## [Description of the task]
Look through the material below. Copy each line that contains the string "Продукты".

--- Begin Stored data ---

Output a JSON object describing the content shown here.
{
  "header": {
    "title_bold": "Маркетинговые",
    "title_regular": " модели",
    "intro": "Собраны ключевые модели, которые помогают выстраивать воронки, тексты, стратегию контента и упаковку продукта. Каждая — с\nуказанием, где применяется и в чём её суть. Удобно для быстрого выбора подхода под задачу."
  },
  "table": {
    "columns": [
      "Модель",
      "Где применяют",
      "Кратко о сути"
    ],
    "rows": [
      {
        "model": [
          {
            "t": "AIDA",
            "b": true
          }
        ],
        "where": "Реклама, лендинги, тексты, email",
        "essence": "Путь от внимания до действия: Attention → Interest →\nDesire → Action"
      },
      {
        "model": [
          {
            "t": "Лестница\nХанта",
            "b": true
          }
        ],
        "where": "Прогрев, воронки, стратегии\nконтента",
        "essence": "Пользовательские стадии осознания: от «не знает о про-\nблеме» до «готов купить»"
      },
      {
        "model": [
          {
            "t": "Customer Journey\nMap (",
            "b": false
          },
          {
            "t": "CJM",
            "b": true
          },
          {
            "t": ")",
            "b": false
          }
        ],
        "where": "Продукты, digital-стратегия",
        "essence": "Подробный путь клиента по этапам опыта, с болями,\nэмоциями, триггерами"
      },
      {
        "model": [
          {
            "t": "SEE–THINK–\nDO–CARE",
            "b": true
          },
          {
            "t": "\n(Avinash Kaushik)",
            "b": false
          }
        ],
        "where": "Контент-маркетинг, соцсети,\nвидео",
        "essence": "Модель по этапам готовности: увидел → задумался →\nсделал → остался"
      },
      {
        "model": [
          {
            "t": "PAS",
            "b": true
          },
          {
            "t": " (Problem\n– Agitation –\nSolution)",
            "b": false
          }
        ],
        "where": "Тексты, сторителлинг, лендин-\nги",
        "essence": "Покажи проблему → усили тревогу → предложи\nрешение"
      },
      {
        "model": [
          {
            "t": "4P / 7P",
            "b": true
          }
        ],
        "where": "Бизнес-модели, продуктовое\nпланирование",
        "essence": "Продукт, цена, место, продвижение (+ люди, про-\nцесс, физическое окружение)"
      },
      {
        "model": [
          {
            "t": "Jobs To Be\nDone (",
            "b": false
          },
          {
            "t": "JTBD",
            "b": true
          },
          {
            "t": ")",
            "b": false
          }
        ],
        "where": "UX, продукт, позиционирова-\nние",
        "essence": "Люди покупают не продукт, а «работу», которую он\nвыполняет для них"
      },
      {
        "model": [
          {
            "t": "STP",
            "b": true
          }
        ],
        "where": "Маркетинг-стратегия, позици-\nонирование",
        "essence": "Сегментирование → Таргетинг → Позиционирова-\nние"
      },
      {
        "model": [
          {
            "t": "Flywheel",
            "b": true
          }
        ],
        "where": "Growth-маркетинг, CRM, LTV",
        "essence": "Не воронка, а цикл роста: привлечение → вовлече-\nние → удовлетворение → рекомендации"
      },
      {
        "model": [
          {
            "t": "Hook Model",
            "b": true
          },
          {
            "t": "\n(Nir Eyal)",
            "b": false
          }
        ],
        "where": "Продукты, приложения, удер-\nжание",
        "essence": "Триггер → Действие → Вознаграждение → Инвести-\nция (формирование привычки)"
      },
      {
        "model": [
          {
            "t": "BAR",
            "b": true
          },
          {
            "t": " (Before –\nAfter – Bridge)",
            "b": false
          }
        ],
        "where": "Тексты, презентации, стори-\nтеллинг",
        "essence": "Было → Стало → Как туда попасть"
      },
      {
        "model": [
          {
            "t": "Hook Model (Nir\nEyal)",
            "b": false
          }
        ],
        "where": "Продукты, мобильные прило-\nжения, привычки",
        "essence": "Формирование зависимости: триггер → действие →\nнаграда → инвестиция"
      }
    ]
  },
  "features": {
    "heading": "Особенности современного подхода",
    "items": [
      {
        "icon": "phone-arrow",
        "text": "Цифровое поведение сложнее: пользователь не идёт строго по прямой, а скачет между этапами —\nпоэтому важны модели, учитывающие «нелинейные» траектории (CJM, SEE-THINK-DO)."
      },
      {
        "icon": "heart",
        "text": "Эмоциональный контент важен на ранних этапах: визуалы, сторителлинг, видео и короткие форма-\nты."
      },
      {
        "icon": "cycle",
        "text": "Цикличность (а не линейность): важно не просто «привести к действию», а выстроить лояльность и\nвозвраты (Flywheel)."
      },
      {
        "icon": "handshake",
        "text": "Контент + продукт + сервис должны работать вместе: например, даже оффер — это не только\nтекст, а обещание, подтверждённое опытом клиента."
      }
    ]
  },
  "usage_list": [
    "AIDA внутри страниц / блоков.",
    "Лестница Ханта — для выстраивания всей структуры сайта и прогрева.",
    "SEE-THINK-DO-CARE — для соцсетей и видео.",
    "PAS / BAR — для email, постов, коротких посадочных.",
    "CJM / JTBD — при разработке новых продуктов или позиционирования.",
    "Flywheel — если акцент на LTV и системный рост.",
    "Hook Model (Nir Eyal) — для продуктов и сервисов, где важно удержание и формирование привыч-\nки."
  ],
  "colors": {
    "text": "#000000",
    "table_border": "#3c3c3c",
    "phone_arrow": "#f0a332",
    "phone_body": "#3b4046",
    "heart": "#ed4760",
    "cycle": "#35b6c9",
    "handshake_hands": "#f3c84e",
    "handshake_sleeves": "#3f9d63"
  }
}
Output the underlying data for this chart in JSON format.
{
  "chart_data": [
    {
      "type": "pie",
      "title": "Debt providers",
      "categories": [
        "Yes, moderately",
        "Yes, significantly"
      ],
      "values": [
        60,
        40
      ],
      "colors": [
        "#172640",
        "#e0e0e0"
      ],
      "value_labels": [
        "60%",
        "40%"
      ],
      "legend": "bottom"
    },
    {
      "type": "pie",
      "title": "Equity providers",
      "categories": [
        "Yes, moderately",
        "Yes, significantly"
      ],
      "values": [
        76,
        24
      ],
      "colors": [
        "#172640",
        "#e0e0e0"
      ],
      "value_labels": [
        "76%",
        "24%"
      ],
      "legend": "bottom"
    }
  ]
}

--- End Stored data ---

## [Exercise solution]
        "where": "Продукты, digital-стратегия",
        "where": "Продукты, приложения, удер-\nжание",
        "where": "Продукты, мобильные прило-\nжения, привычки",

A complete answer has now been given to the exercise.